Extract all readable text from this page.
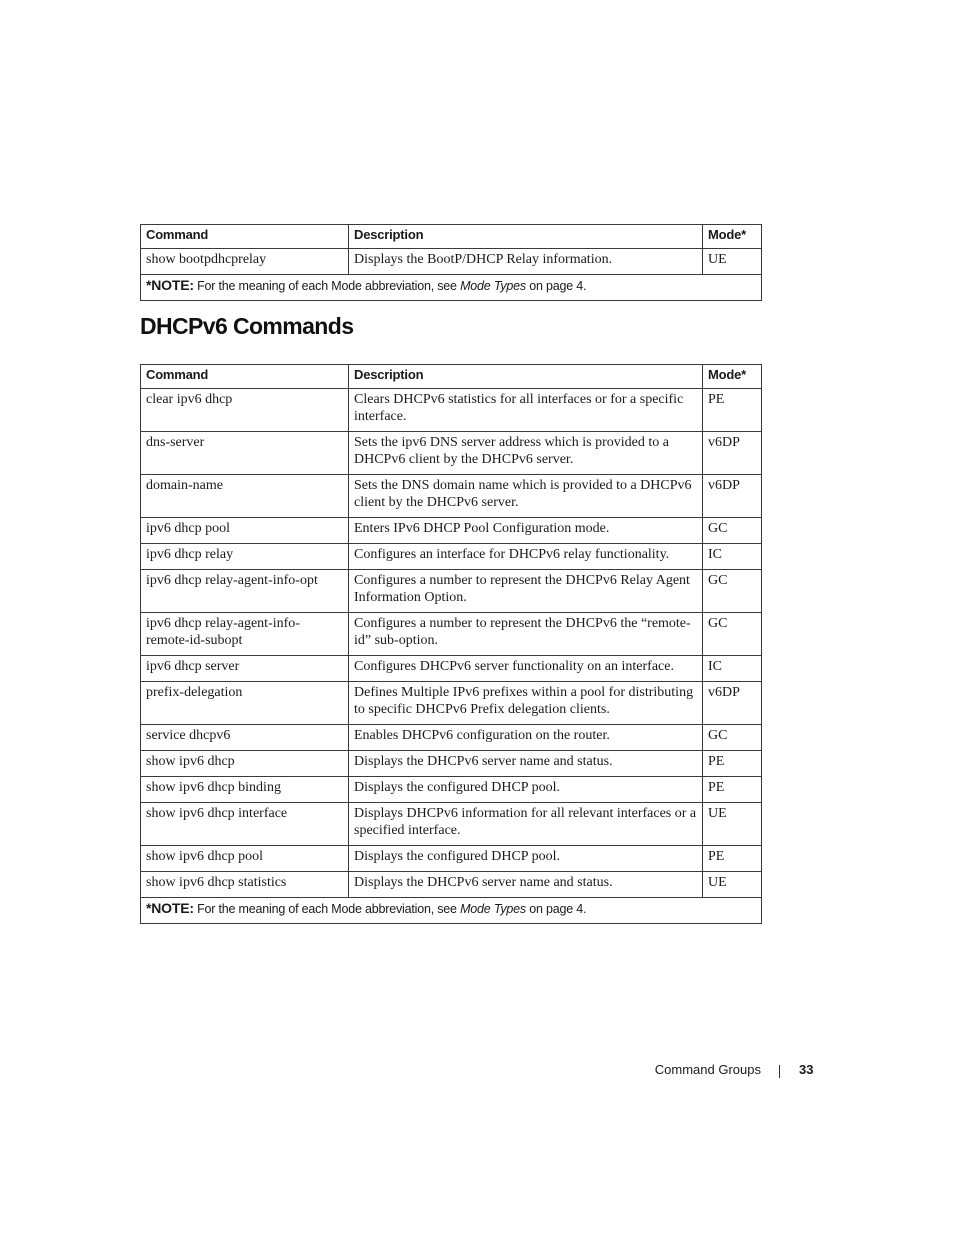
Command	Description	Mode*
show bootpdhcprelay	Displays the BootP/DHCP Relay information.	UE
*NOTE: For the meaning of each Mode abbreviation, see Mode Types on page 4.		
DHCPv6 Commands
Command	Description	Mode*
clear ipv6 dhcp	Clears DHCPv6 statistics for all interfaces or for a specific interface.	PE
dns-server	Sets the ipv6 DNS server address which is provided to a DHCPv6 client by the DHCPv6 server.	v6DP
domain-name	Sets the DNS domain name which is provided to a DHCPv6 client by the DHCPv6 server.	v6DP
ipv6 dhcp pool	Enters IPv6 DHCP Pool Configuration mode.	GC
ipv6 dhcp relay	Configures an interface for DHCPv6 relay functionality.	IC
ipv6 dhcp relay-agent-info-opt	Configures a number to represent the DHCPv6 Relay Agent Information Option.	GC
ipv6 dhcp relay-agent-info-remote-id-subopt	Configures a number to represent the DHCPv6 the “remote-id” sub-option.	GC
ipv6 dhcp server	Configures DHCPv6 server functionality on an interface.	IC
prefix-delegation	Defines Multiple IPv6 prefixes within a pool for distributing to specific DHCPv6 Prefix delegation clients.	v6DP
service dhcpv6	Enables DHCPv6 configuration on the router.	GC
show ipv6 dhcp	Displays the DHCPv6 server name and status.	PE
show ipv6 dhcp binding	Displays the configured DHCP pool.	PE
show ipv6 dhcp interface	Displays DHCPv6 information for all relevant interfaces or a specified interface.	UE
show ipv6 dhcp pool	Displays the configured DHCP pool.	PE
show ipv6 dhcp statistics	Displays the DHCPv6 server name and status.	UE
*NOTE: For the meaning of each Mode abbreviation, see Mode Types on page 4.		
Command Groups	33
§
Look through the entries above and list every line containing "show".

• COMPLETED TASK:
show bootpdhcprelay	Displays the BootP/DHCP Relay information.	UE
show ipv6 dhcp	Displays the DHCPv6 server name and status.	PE
show ipv6 dhcp binding	Displays the configured DHCP pool.	PE
show ipv6 dhcp interface	Displays DHCPv6 information for all relevant interfaces or a specified interface.	UE
show ipv6 dhcp pool	Displays the configured DHCP pool.	PE
show ipv6 dhcp statistics	Displays the DHCPv6 server name and status.	UE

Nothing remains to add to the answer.